Data rows:

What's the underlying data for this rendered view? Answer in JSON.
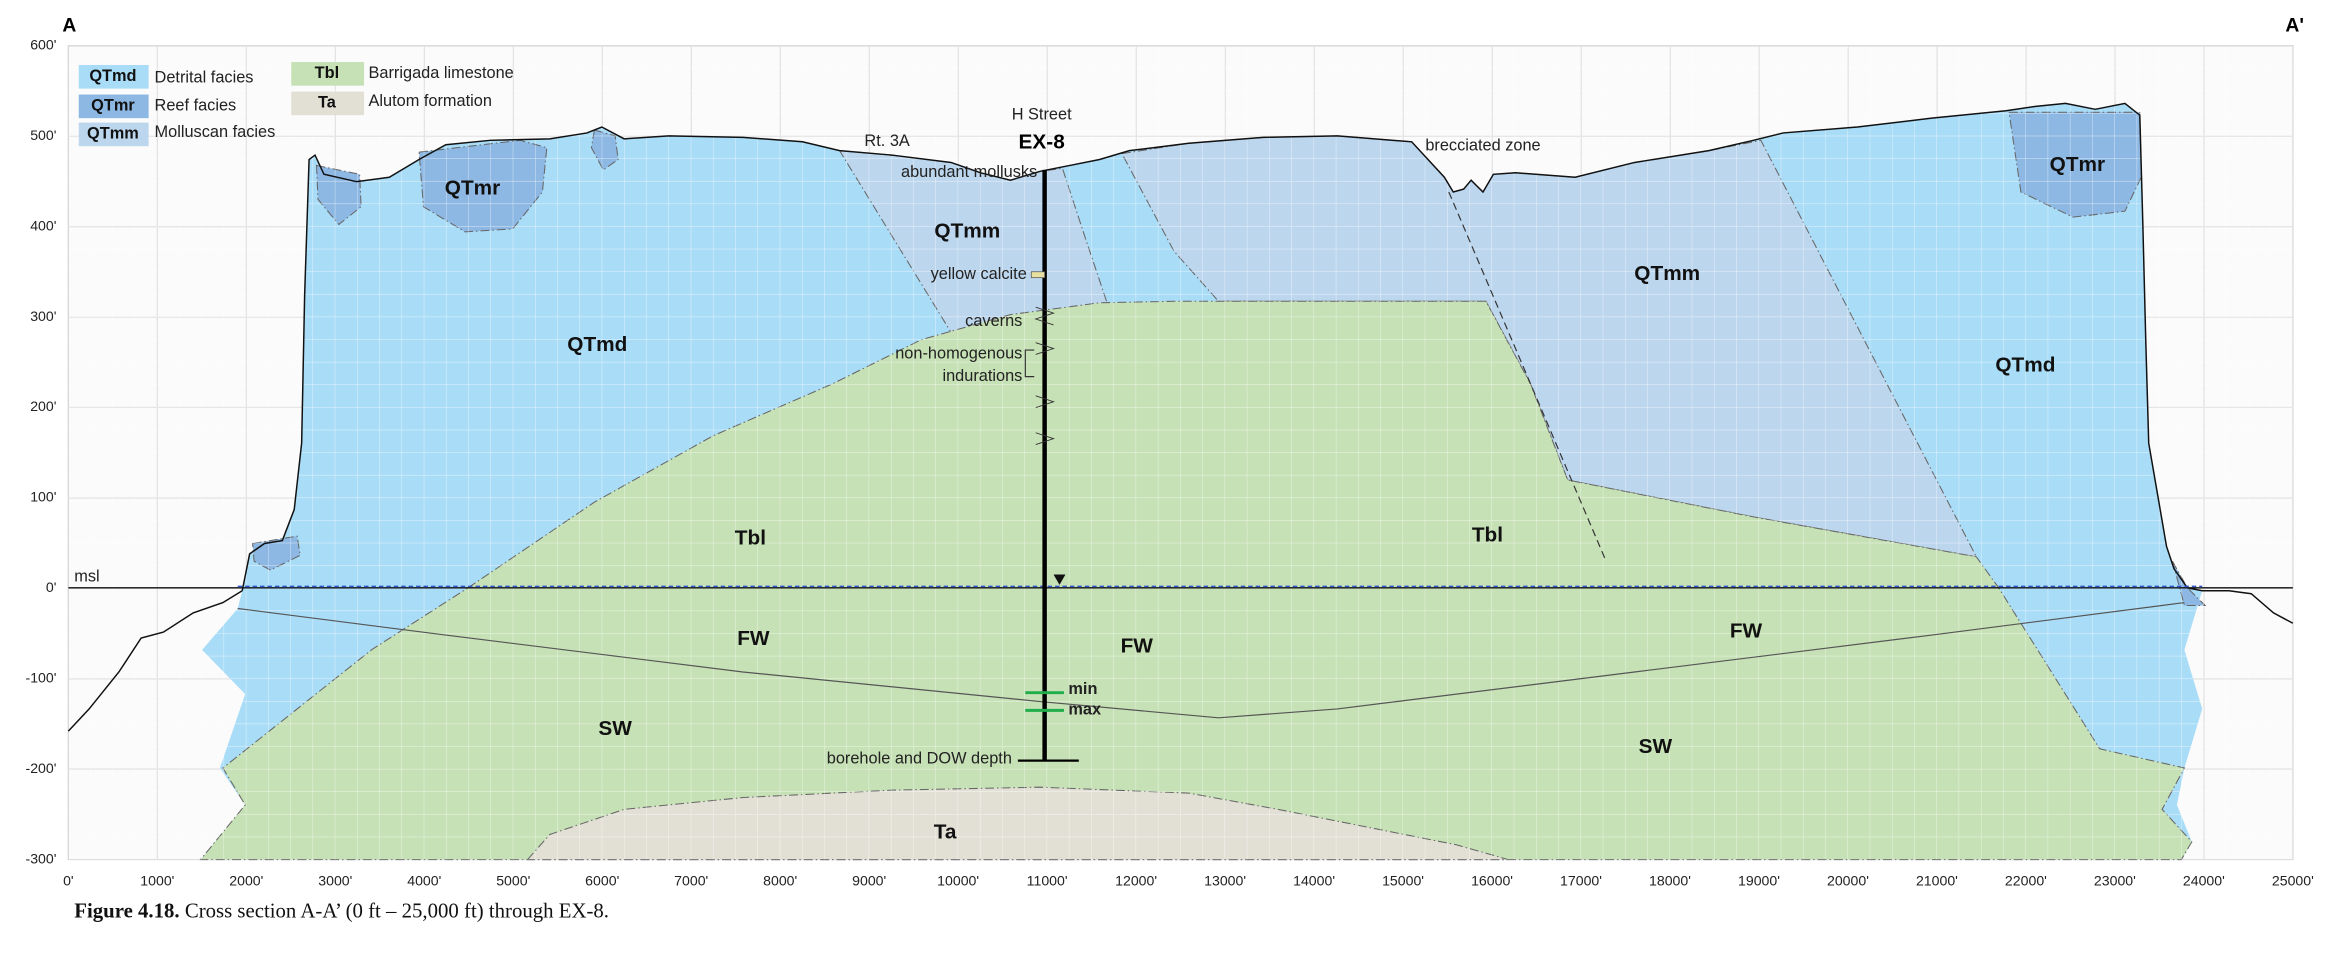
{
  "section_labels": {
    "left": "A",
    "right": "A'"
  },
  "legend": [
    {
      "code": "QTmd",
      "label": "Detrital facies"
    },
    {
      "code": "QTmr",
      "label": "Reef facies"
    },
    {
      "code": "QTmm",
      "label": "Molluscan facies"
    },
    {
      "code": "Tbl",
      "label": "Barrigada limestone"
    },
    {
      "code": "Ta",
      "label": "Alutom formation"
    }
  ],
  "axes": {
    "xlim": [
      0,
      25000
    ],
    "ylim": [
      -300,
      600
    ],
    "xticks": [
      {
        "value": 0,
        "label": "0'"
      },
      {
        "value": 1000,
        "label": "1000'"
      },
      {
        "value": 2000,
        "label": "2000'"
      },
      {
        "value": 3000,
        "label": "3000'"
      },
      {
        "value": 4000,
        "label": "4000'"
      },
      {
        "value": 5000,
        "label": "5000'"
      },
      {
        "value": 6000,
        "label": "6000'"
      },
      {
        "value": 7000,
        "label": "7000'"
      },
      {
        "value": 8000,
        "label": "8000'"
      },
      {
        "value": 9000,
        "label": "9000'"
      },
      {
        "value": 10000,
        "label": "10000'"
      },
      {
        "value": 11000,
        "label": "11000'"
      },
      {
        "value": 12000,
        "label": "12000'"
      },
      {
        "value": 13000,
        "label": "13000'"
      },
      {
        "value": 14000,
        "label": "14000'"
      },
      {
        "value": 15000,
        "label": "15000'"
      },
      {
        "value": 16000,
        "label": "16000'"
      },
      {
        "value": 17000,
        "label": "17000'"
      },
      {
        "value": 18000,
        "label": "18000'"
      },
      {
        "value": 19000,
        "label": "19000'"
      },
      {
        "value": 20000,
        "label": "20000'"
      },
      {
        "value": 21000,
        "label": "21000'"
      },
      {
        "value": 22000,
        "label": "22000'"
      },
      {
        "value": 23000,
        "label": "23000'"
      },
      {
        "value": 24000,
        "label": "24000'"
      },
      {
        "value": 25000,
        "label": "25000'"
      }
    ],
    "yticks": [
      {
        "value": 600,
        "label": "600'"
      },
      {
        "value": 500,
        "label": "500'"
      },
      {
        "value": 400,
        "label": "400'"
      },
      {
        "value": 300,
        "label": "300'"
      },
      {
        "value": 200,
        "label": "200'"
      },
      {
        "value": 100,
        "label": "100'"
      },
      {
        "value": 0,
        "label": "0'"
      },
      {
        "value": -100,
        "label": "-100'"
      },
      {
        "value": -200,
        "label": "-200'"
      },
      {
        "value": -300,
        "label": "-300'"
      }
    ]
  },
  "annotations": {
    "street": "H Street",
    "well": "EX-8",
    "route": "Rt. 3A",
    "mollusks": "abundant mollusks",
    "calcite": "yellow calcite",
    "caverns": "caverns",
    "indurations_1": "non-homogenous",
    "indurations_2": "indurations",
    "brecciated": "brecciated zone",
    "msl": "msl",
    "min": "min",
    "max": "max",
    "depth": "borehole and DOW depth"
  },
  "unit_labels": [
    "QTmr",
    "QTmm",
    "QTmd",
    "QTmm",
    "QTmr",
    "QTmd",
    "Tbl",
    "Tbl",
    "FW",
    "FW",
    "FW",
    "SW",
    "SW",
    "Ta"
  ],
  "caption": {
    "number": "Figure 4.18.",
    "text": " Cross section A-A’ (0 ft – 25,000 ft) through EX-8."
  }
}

Stated task:
Show every line above in which the word "code" occurs.

Completed task:
      "code": "QTmd",
      "code": "QTmr",
      "code": "QTmm",
      "code": "Tbl",
      "code": "Ta",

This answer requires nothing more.